Problem description:
Below are some records. How many of their lines contain the string "проводятся"? Give the number only.

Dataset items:
[BEGIN]

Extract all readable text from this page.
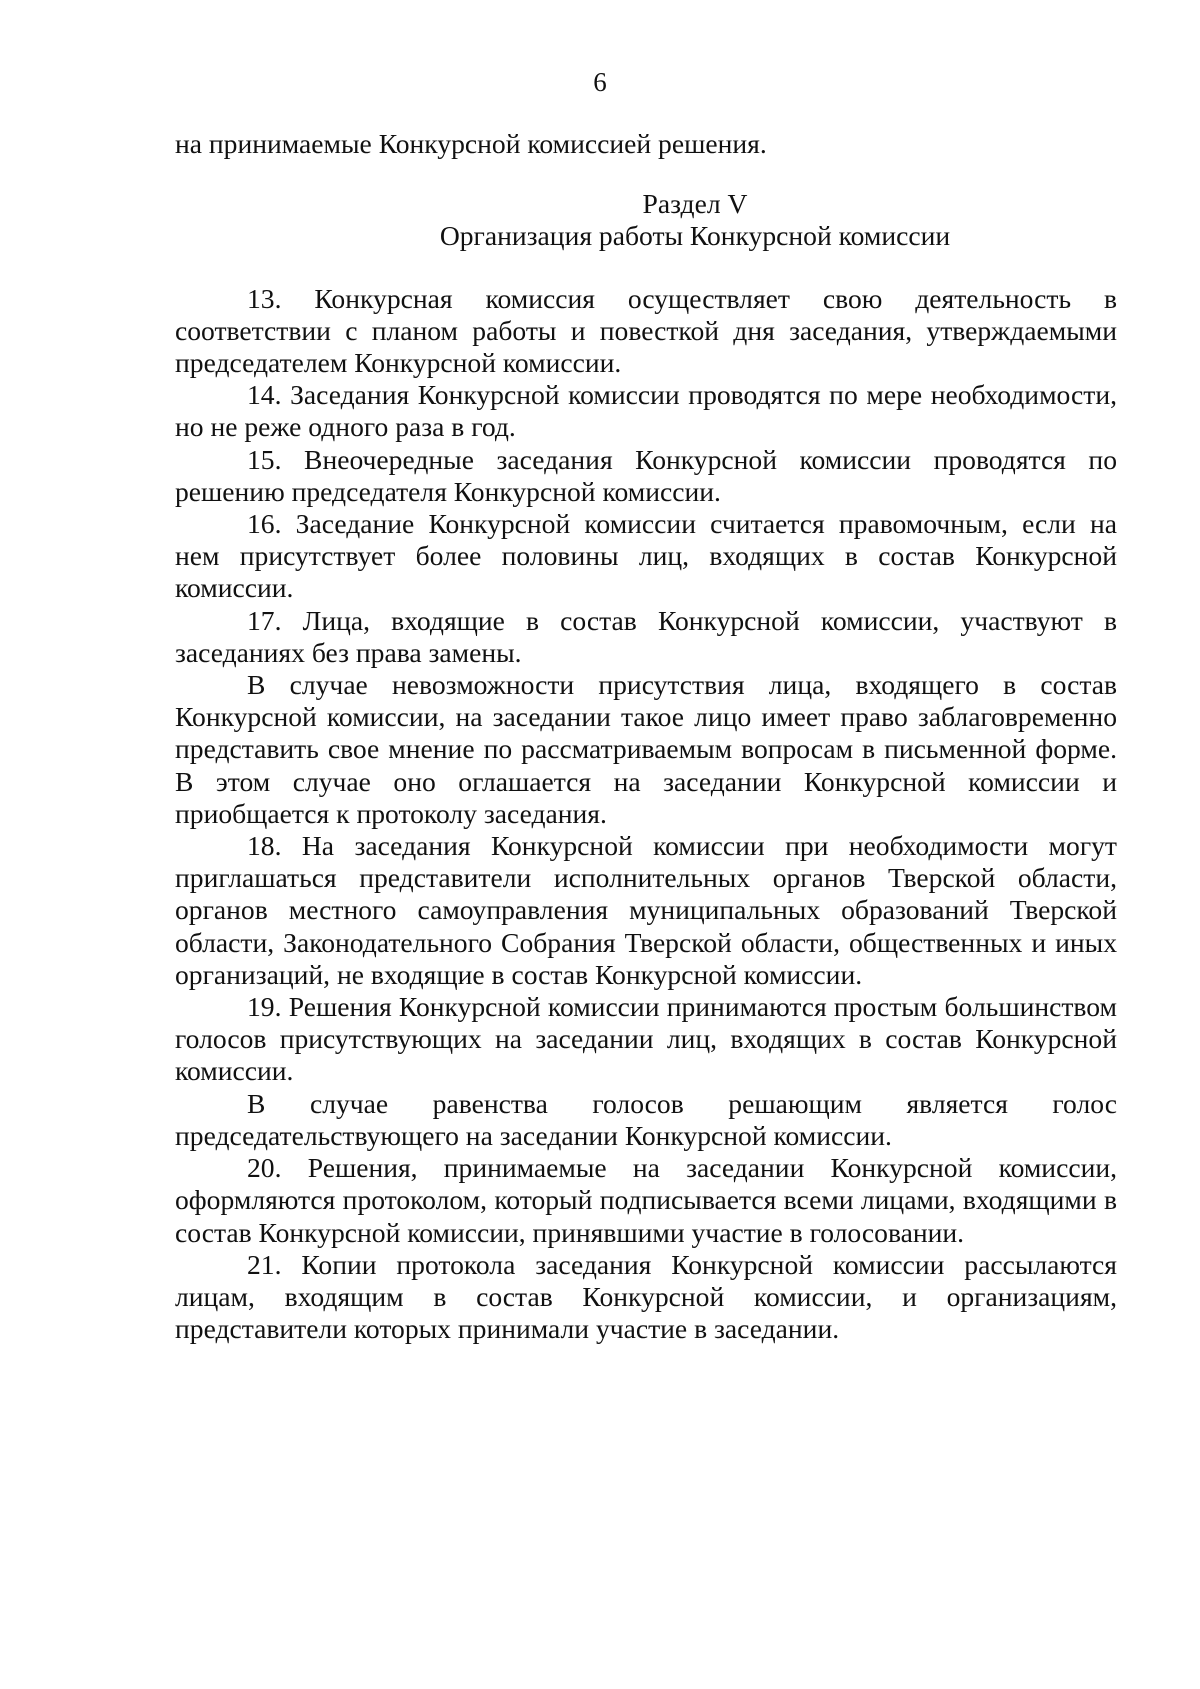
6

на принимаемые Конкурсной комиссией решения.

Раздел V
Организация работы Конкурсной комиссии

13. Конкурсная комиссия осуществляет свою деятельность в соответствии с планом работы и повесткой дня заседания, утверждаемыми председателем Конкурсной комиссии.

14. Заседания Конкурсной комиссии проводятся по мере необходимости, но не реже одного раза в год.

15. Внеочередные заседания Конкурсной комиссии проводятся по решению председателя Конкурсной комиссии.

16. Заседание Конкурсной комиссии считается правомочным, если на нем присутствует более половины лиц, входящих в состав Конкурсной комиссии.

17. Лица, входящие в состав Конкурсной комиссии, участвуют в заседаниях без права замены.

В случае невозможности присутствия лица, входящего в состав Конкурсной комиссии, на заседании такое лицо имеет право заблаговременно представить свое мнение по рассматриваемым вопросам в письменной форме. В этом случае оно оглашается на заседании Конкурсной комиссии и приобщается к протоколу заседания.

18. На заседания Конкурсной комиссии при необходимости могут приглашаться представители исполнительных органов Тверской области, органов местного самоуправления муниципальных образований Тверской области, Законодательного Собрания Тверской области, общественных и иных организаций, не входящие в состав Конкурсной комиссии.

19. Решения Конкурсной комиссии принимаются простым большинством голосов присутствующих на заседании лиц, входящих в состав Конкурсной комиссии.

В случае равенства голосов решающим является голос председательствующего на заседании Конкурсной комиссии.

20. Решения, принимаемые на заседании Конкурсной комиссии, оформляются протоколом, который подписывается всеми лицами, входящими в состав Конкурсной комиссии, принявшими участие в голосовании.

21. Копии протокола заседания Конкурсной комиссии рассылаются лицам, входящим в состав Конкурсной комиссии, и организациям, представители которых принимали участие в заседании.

[END]

Response to this exercise:
2